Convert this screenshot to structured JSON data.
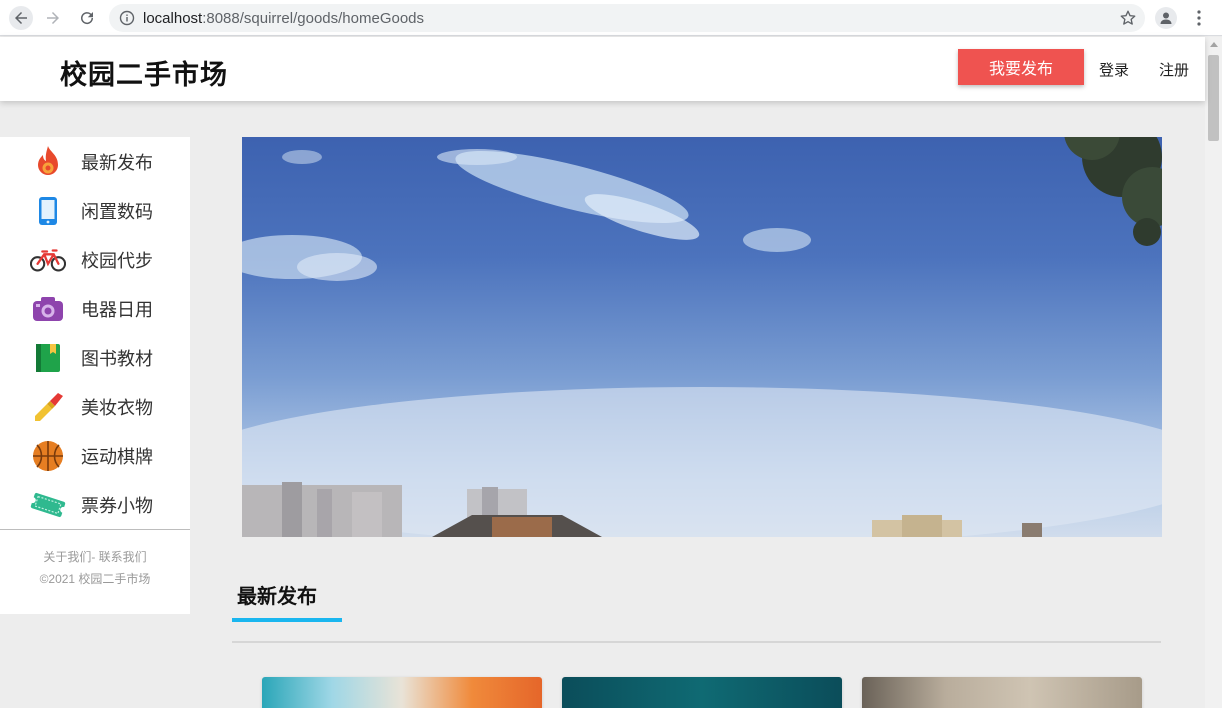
{
  "browser": {
    "url_host": "localhost",
    "url_rest": ":8088/squirrel/goods/homeGoods"
  },
  "header": {
    "title": "校园二手市场",
    "publish_label": "我要发布",
    "login_label": "登录",
    "register_label": "注册"
  },
  "sidebar": {
    "items": [
      {
        "label": "最新发布",
        "icon": "flame-icon"
      },
      {
        "label": "闲置数码",
        "icon": "phone-icon"
      },
      {
        "label": "校园代步",
        "icon": "bicycle-icon"
      },
      {
        "label": "电器日用",
        "icon": "camera-icon"
      },
      {
        "label": "图书教材",
        "icon": "book-icon"
      },
      {
        "label": "美妆衣物",
        "icon": "lipstick-icon"
      },
      {
        "label": "运动棋牌",
        "icon": "basketball-icon"
      },
      {
        "label": "票券小物",
        "icon": "ticket-icon"
      }
    ],
    "footer_links": "关于我们- 联系我们",
    "footer_copy": "©2021 校园二手市场"
  },
  "section": {
    "title": "最新发布"
  },
  "colors": {
    "publish_button": "#ef5350",
    "section_accent": "#1ab6ef"
  }
}
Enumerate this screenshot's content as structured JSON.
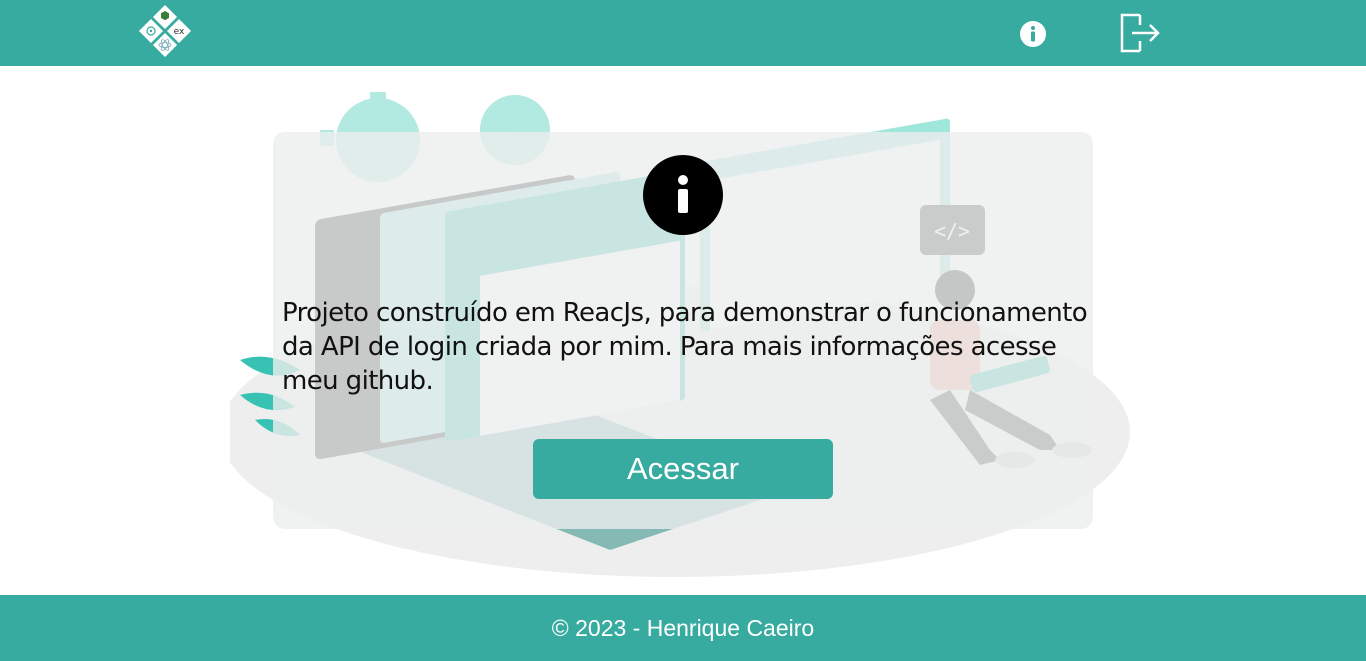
{
  "header": {
    "logo_icon": "node-react-express-logo-icon",
    "info_icon": "info-circle-icon",
    "logout_icon": "logout-icon"
  },
  "illustration": {
    "icon": "developer-laptop-illustration"
  },
  "card": {
    "icon": "info-circle-icon",
    "text": "Projeto construído em ReacJs, para demonstrar o funcionamento da API de login criada por mim. Para mais informações acesse meu github.",
    "button_label": "Acessar"
  },
  "footer": {
    "text": "© 2023 - Henrique Caeiro"
  },
  "colors": {
    "primary": "#37ab9f",
    "card_bg": "#eceeed",
    "accent_light": "#7fe0d3"
  }
}
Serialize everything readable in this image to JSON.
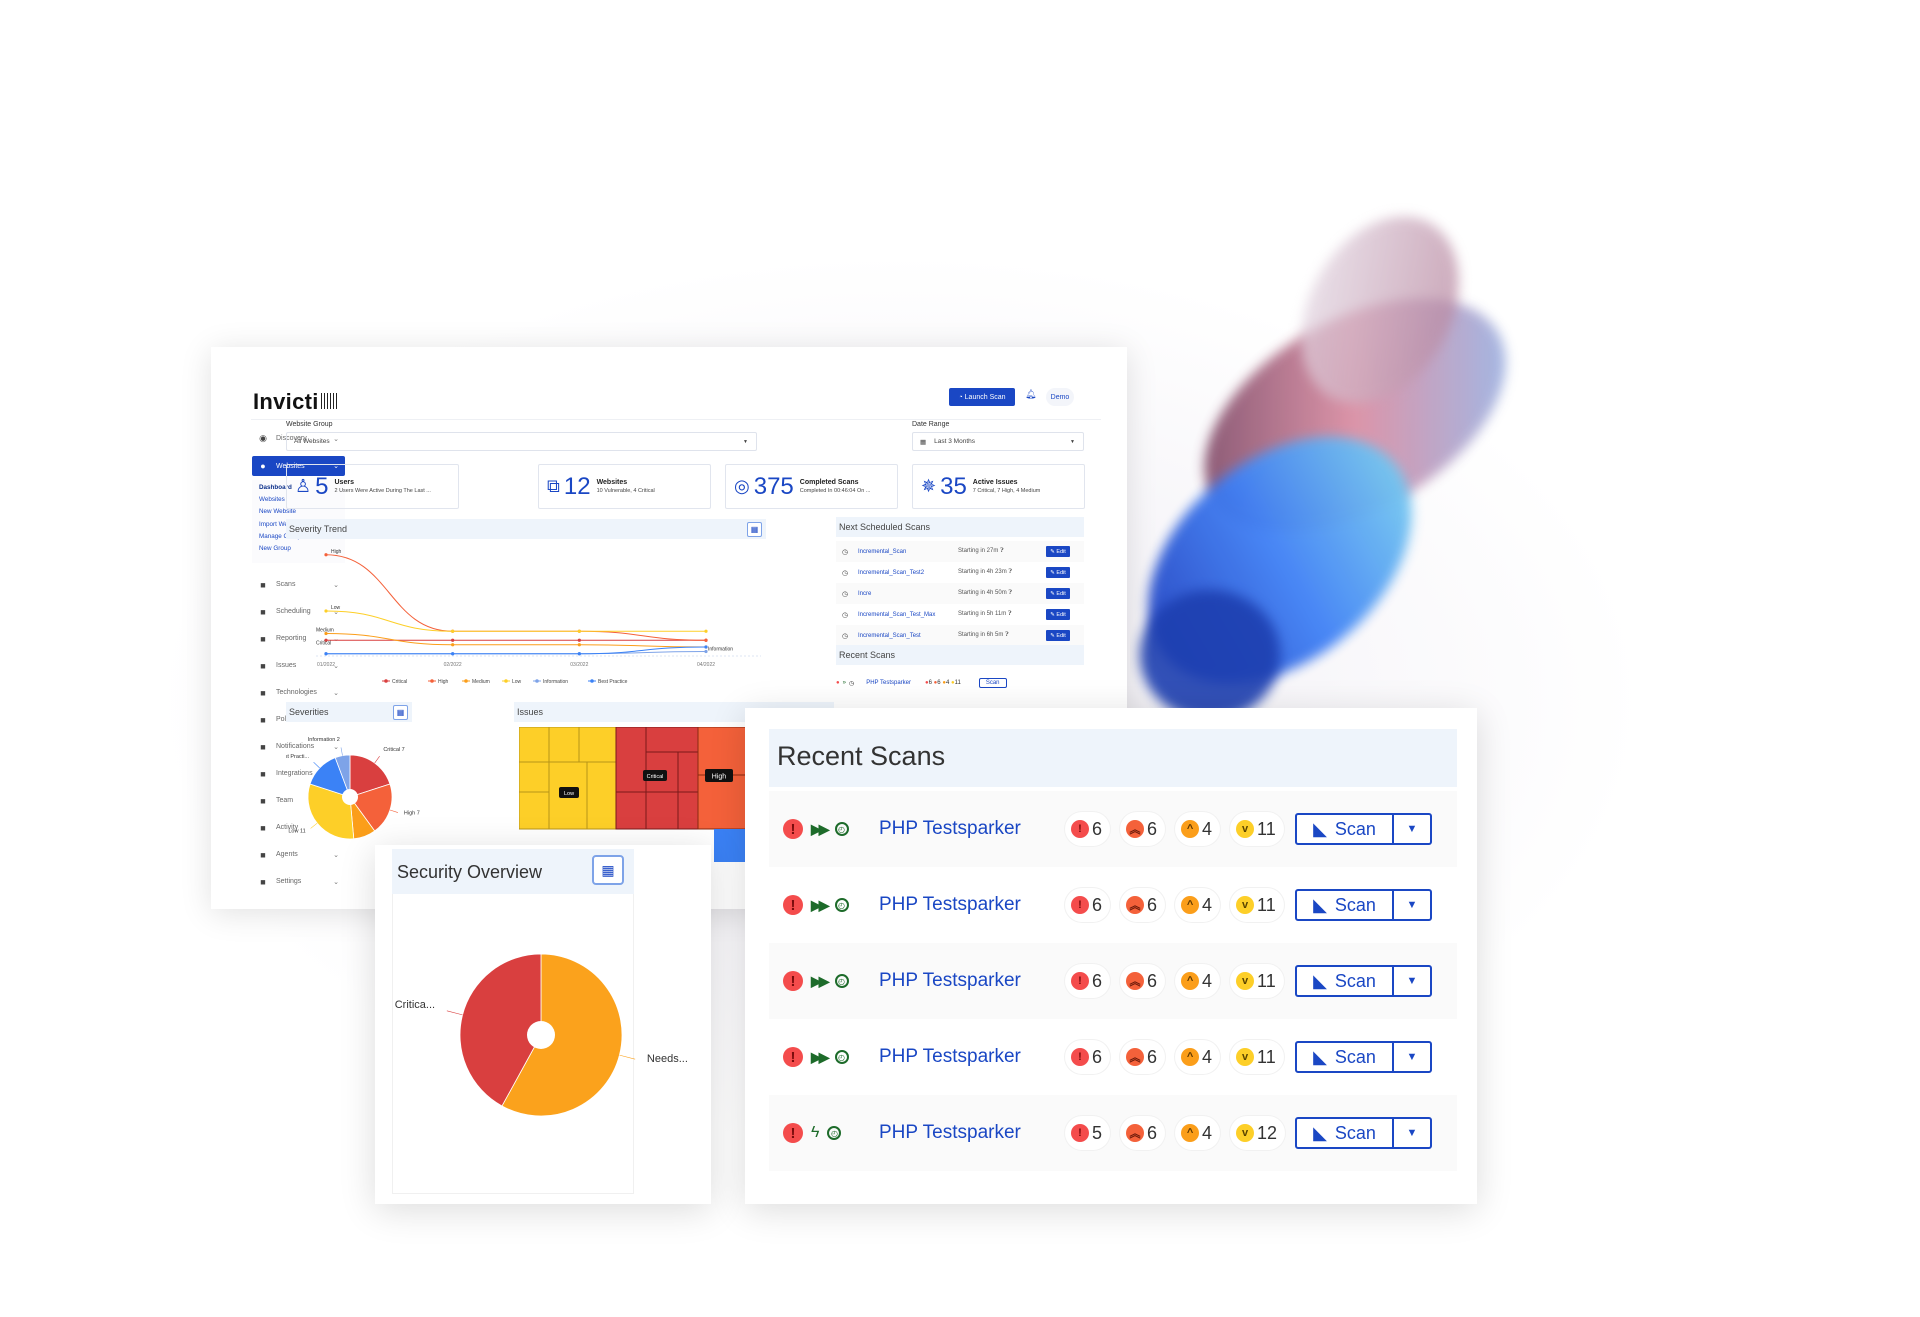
{
  "app": {
    "logo": "Invicti",
    "launch_scan": "Launch Scan",
    "user": "Demo"
  },
  "sidebar": {
    "discovery": "Discovery",
    "websites": "Websites",
    "websites_sub": [
      "Dashboard",
      "Websites",
      "New Website",
      "Import Websites",
      "Manage Groups",
      "New Group"
    ],
    "items": [
      {
        "label": "Scans",
        "icon": "shark-fin-icon"
      },
      {
        "label": "Scheduling",
        "icon": "schedule-icon"
      },
      {
        "label": "Reporting",
        "icon": "bar-chart-icon"
      },
      {
        "label": "Issues",
        "icon": "bug-icon"
      },
      {
        "label": "Technologies",
        "icon": "chip-icon"
      },
      {
        "label": "Policies",
        "icon": "clipboard-icon"
      },
      {
        "label": "Notifications",
        "icon": "bell-icon"
      },
      {
        "label": "Integrations",
        "icon": "puzzle-icon"
      },
      {
        "label": "Team",
        "icon": "team-icon"
      },
      {
        "label": "Activity",
        "icon": "book-icon"
      },
      {
        "label": "Agents",
        "icon": "gear-cluster-icon"
      },
      {
        "label": "Settings",
        "icon": "gear-icon"
      }
    ]
  },
  "filters": {
    "website_group_label": "Website Group",
    "website_group_value": "All Websites",
    "date_range_label": "Date Range",
    "date_range_value": "Last 3 Months"
  },
  "stats": [
    {
      "num": "5",
      "title": "Users",
      "desc": "2 Users Were Active During The Last ..."
    },
    {
      "num": "12",
      "title": "Websites",
      "desc": "10 Vulnerable, 4 Critical"
    },
    {
      "num": "375",
      "title": "Completed Scans",
      "desc": "Completed In 00:46:04 On ..."
    },
    {
      "num": "35",
      "title": "Active Issues",
      "desc": "7 Critical, 7 High, 4 Medium"
    }
  ],
  "severity_trend": {
    "title": "Severity Trend"
  },
  "next_scheduled": {
    "title": "Next Scheduled Scans",
    "edit": "Edit",
    "rows": [
      {
        "name": "Incremental_Scan",
        "start": "Starting in 27m"
      },
      {
        "name": "Incremental_Scan_Test2",
        "start": "Starting in 4h 23m"
      },
      {
        "name": "Incre",
        "start": "Starting in 4h 50m"
      },
      {
        "name": "Incremental_Scan_Test_Max",
        "start": "Starting in 5h 11m"
      },
      {
        "name": "Incremental_Scan_Test",
        "start": "Starting in 6h 5m"
      }
    ]
  },
  "severities": {
    "title": "Severities"
  },
  "issues": {
    "title": "Issues",
    "labels": [
      "Low",
      "Critical",
      "High"
    ]
  },
  "recent_scans": {
    "title": "Recent Scans",
    "scan_label": "Scan",
    "rows": [
      {
        "name": "PHP Testsparker",
        "type": "fast-forward-icon",
        "critical": "6",
        "high": "6",
        "medium": "4",
        "low": "11"
      },
      {
        "name": "PHP Testsparker",
        "type": "fast-forward-icon",
        "critical": "6",
        "high": "6",
        "medium": "4",
        "low": "11"
      },
      {
        "name": "PHP Testsparker",
        "type": "fast-forward-icon",
        "critical": "6",
        "high": "6",
        "medium": "4",
        "low": "11"
      },
      {
        "name": "PHP Testsparker",
        "type": "fast-forward-icon",
        "critical": "6",
        "high": "6",
        "medium": "4",
        "low": "11"
      },
      {
        "name": "PHP Testsparker",
        "type": "lightning-icon",
        "critical": "5",
        "high": "6",
        "medium": "4",
        "low": "12"
      }
    ]
  },
  "security_overview": {
    "title": "Security Overview"
  },
  "colors": {
    "brand": "#1a47c4",
    "critical": "#d93f3f",
    "high": "#f4613a",
    "medium": "#fb9e1a",
    "low": "#fdcf28",
    "information": "#7ea3e8",
    "best_practice": "#3b82f6"
  },
  "chart_data": [
    {
      "type": "line",
      "title": "Severity Trend",
      "categories": [
        "01/2022",
        "02/2022",
        "03/2022",
        "04/2022"
      ],
      "series": [
        {
          "name": "Critical",
          "values": [
            7,
            7,
            7,
            7
          ],
          "color": "#d93f3f"
        },
        {
          "name": "High",
          "values": [
            45,
            11,
            11,
            7
          ],
          "color": "#f4613a"
        },
        {
          "name": "Medium",
          "values": [
            10,
            5,
            5,
            4
          ],
          "color": "#fb9e1a"
        },
        {
          "name": "Low",
          "values": [
            20,
            11,
            11,
            11
          ],
          "color": "#fdcf28"
        },
        {
          "name": "Information",
          "values": [
            1,
            1,
            1,
            2
          ],
          "color": "#7ea3e8"
        },
        {
          "name": "Best Practice",
          "values": [
            1,
            1,
            1,
            4
          ],
          "color": "#3b82f6"
        }
      ],
      "point_labels": [
        "High",
        "Low",
        "Medium",
        "Critical",
        "Information"
      ],
      "legend": "bottom"
    },
    {
      "type": "pie",
      "title": "Severities",
      "slices": [
        {
          "label": "Critical 7",
          "value": 7,
          "color": "#d93f3f"
        },
        {
          "label": "High 7",
          "value": 7,
          "color": "#f4613a"
        },
        {
          "label": "",
          "value": 3,
          "color": "#fb9e1a"
        },
        {
          "label": "Low 11",
          "value": 11,
          "color": "#fdcf28"
        },
        {
          "label": "Best Practi...",
          "value": 5,
          "color": "#3b82f6"
        },
        {
          "label": "Information 2",
          "value": 2,
          "color": "#7ea3e8"
        }
      ]
    },
    {
      "type": "pie",
      "title": "Security Overview",
      "slices": [
        {
          "label": "Needs...",
          "value": 58,
          "color": "#fba21c"
        },
        {
          "label": "Critica...",
          "value": 42,
          "color": "#d93f3f"
        }
      ]
    }
  ]
}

- Exercise directions: Copy each line of the records that contains the word "start".

- Written response:
        "start": "Starting in 27m"
        "start": "Starting in 4h 23m"
        "start": "Starting in 4h 50m"
        "start": "Starting in 5h 11m"
        "start": "Starting in 6h 5m"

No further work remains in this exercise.